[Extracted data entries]
»»

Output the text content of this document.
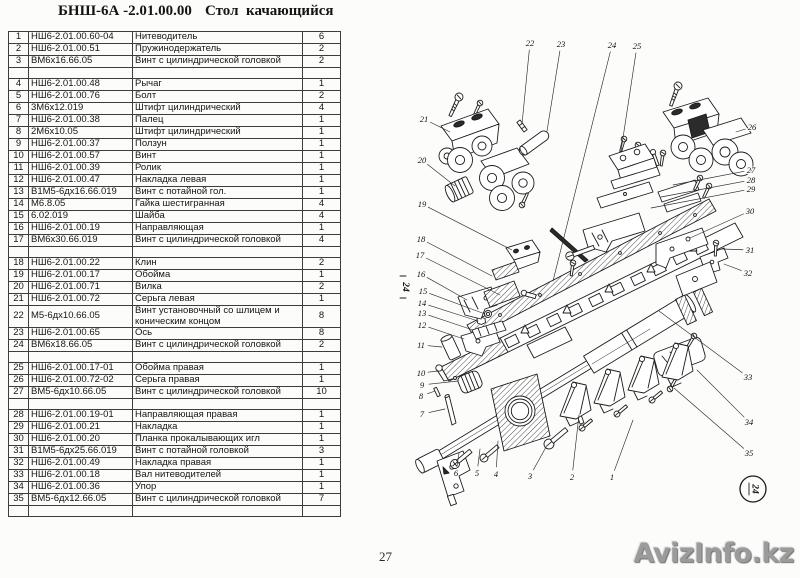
БНШ-6А -2.01.00.00 Стол  качающийся
1	НШ6-2.01.00.60-04	Нитеводитель	6
2	НШ6-2.01.00.51	Пружинодержатель	2
3	ВМ6х16.66.05	Винт с цилиндрической головкой	2

4	НШ6-2.01.00.48	Рычаг	1
5	НШ6-2.01.00.76	Болт	2
6	3М6х12.019	Штифт цилиндрический	4
7	НШ6-2.01.00.38	Палец	1
8	2М6х10.05	Штифт цилиндрический	1
9	НШ6-2.01.00.37	Ползун	1
10	НШ6-2.01.00.57	Винт	1
11	НШ6-2.01.00.39	Ролик	1
12	НШ6-2.01.00.47	Накладка левая	1
13	В1М5-6дх16.66.019	Винт с потайной гол.	1
14	М6.8.05	Гайка шестигранная	4
15	6.02.019	Шайба	4
16	НШ6-2.01.00.19	Направляющая	1
17	ВМ6х30.66.019	Винт с цилиндрической головкой	4

18	НШ6-2.01.00.22	Клин	2
19	НШ6-2.01.00.17	Обойма	1
20	НШ6-2.01.00.71	Вилка	2
21	НШ6-2.01.00.72	Серьга левая	1
22	М5-6дх10.66.05	Винт установочный со шлицем и коническим концом	8
23	НШ6-2.01.00.65	Ось	8
24	ВМ6х18.66.05	Винт с цилиндрической головкой	2

25	НШ6-2.01.00.17-01	Обойма правая	1
26	НШ6-2.01.00.72-02	Серьга правая	1
27	ВМ5-6дх10.66.05	Винт с цилиндрической головкой	10

28	НШ6-2.01.00.19-01	Направляющая правая	1
29	НШ6-2.01.00.21	Накладка	1
30	НШ6-2.01.00.20	Планка прокалывающих игл	1
31	В1М5-6дх25.66.019	Винт с потайной головкой	3
32	НШ6-2.01.00.49	Накладка правая	1
33	НШ6-2.01.00.18	Вал нитеводителей	1
34	НШ6-2.01.00.36	Упор	1
35	ВМ5-6дх12.66.05	Винт с цилиндрической головкой	7

24
24
1
2
3
4
5
6
7
8
9
10
11
12
13
14
15
16
17
18
19
20
21
22	23	24 25
26
27
28
29
30
31
32
33
34
35
27	AvizInfo.kz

««

Leave out the pictures and return every record word for word.

Output the text content of this document.
БНШ-6А -2.01.00.00 Стол  качающийся
1	НШ6-2.01.00.60-04	Нитеводитель	6
2	НШ6-2.01.00.51	Пружинодержатель	2
3	ВМ6х16.66.05	Винт с цилиндрической головкой	2

4	НШ6-2.01.00.48	Рычаг	1
5	НШ6-2.01.00.76	Болт	2
6	3М6х12.019	Штифт цилиндрический	4
7	НШ6-2.01.00.38	Палец	1
8	2М6х10.05	Штифт цилиндрический	1
9	НШ6-2.01.00.37	Ползун	1
10	НШ6-2.01.00.57	Винт	1
11	НШ6-2.01.00.39	Ролик	1
12	НШ6-2.01.00.47	Накладка левая	1
13	В1М5-6дх16.66.019	Винт с потайной гол.	1
14	М6.8.05	Гайка шестигранная	4
15	6.02.019	Шайба	4
16	НШ6-2.01.00.19	Направляющая	1
17	ВМ6х30.66.019	Винт с цилиндрической головкой	4

18	НШ6-2.01.00.22	Клин	2
19	НШ6-2.01.00.17	Обойма	1
20	НШ6-2.01.00.71	Вилка	2
21	НШ6-2.01.00.72	Серьга левая	1
22	М5-6дх10.66.05	Винт установочный со шлицем и коническим концом	8
23	НШ6-2.01.00.65	Ось	8
24	ВМ6х18.66.05	Винт с цилиндрической головкой	2

25	НШ6-2.01.00.17-01	Обойма правая	1
26	НШ6-2.01.00.72-02	Серьга правая	1
27	ВМ5-6дх10.66.05	Винт с цилиндрической головкой	10

28	НШ6-2.01.00.19-01	Направляющая правая	1
29	НШ6-2.01.00.21	Накладка	1
30	НШ6-2.01.00.20	Планка прокалывающих игл	1
31	В1М5-6дх25.66.019	Винт с потайной головкой	3
32	НШ6-2.01.00.49	Накладка правая	1
33	НШ6-2.01.00.18	Вал нитеводителей	1
34	НШ6-2.01.00.36	Упор	1
35	ВМ5-6дх12.66.05	Винт с цилиндрической головкой	7

24
24
1
2
3
4
5
6
7
8
9
10
11
12
13
14
15
16
17
18
19
20
21
22	23	24 25
26
27
28
29
30
31
32
33
34
35
27	AvizInfo.kz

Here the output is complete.